▸ Description of the task: Copy every line that contains the string "payoffs" from the entries below.
====================
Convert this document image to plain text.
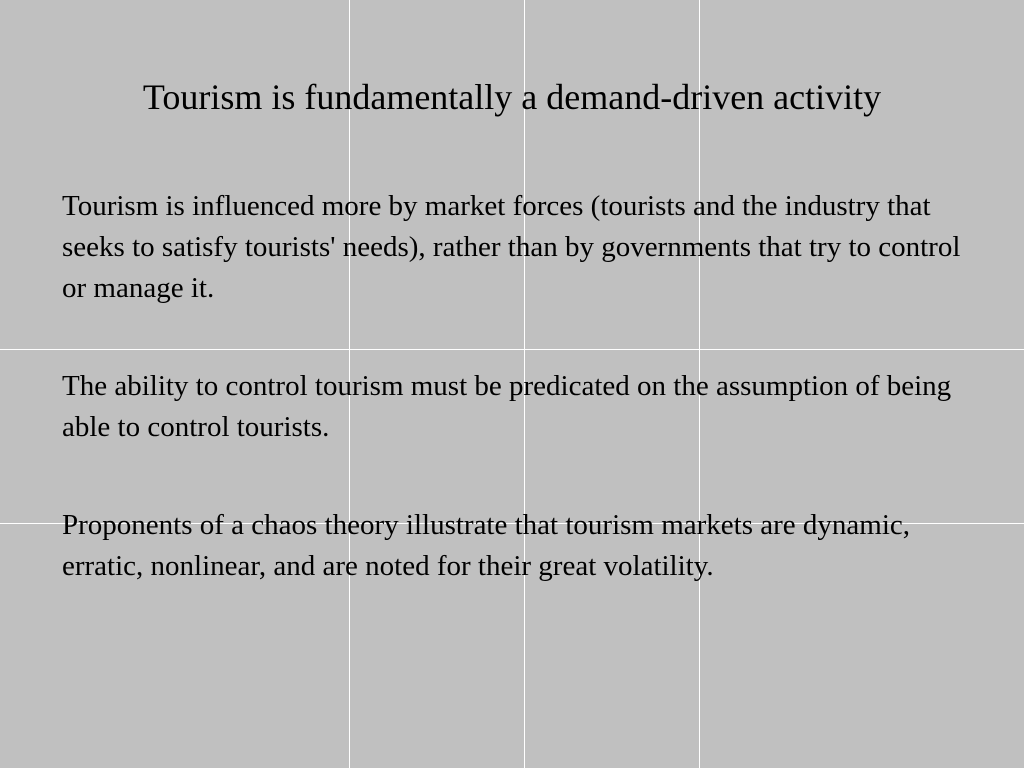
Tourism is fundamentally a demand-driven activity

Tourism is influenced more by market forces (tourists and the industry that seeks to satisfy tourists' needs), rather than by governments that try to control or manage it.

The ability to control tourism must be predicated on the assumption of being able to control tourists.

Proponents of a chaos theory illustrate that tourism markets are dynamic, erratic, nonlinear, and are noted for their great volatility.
====================
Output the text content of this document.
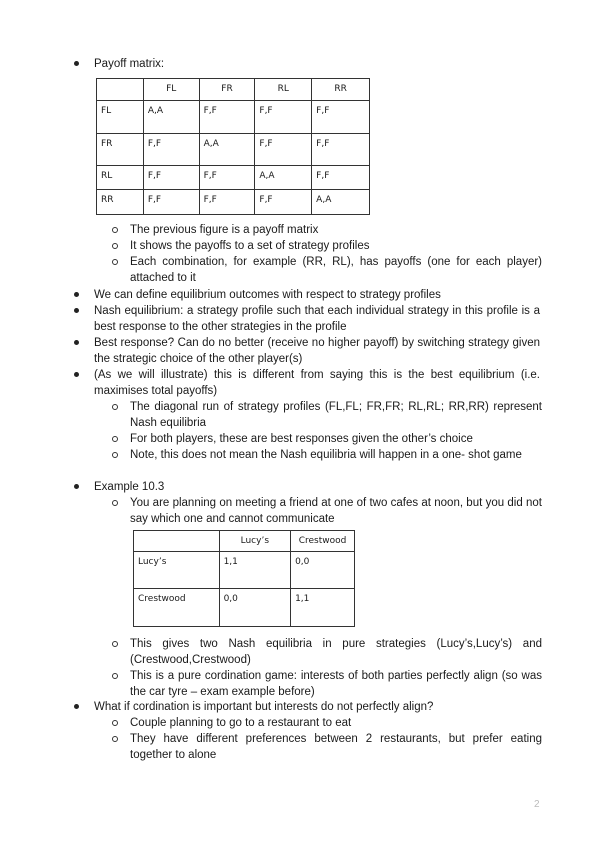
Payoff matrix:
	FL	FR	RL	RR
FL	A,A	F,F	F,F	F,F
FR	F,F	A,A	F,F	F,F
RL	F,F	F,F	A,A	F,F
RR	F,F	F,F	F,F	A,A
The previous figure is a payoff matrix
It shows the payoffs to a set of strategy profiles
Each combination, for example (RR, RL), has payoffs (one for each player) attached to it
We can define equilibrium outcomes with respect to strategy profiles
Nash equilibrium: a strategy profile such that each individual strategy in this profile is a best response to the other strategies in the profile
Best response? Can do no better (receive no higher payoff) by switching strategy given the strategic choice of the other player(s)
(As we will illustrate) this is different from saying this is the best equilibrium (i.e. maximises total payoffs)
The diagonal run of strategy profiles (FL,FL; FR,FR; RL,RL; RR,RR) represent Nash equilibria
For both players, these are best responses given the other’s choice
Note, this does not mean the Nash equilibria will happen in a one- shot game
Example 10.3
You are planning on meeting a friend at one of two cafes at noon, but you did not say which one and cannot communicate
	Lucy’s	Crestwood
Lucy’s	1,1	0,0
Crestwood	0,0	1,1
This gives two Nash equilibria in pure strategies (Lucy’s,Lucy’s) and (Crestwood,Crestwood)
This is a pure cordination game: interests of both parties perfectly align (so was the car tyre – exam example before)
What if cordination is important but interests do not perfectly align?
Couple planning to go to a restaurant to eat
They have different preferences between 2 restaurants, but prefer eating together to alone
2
====================
▸ Task response:
It shows the payoffs to a set of strategy profiles
Each combination, for example (RR, RL), has payoffs (one for each player) attached to it
(As we will illustrate) this is different from saying this is the best equilibrium (i.e. maximises total payoffs)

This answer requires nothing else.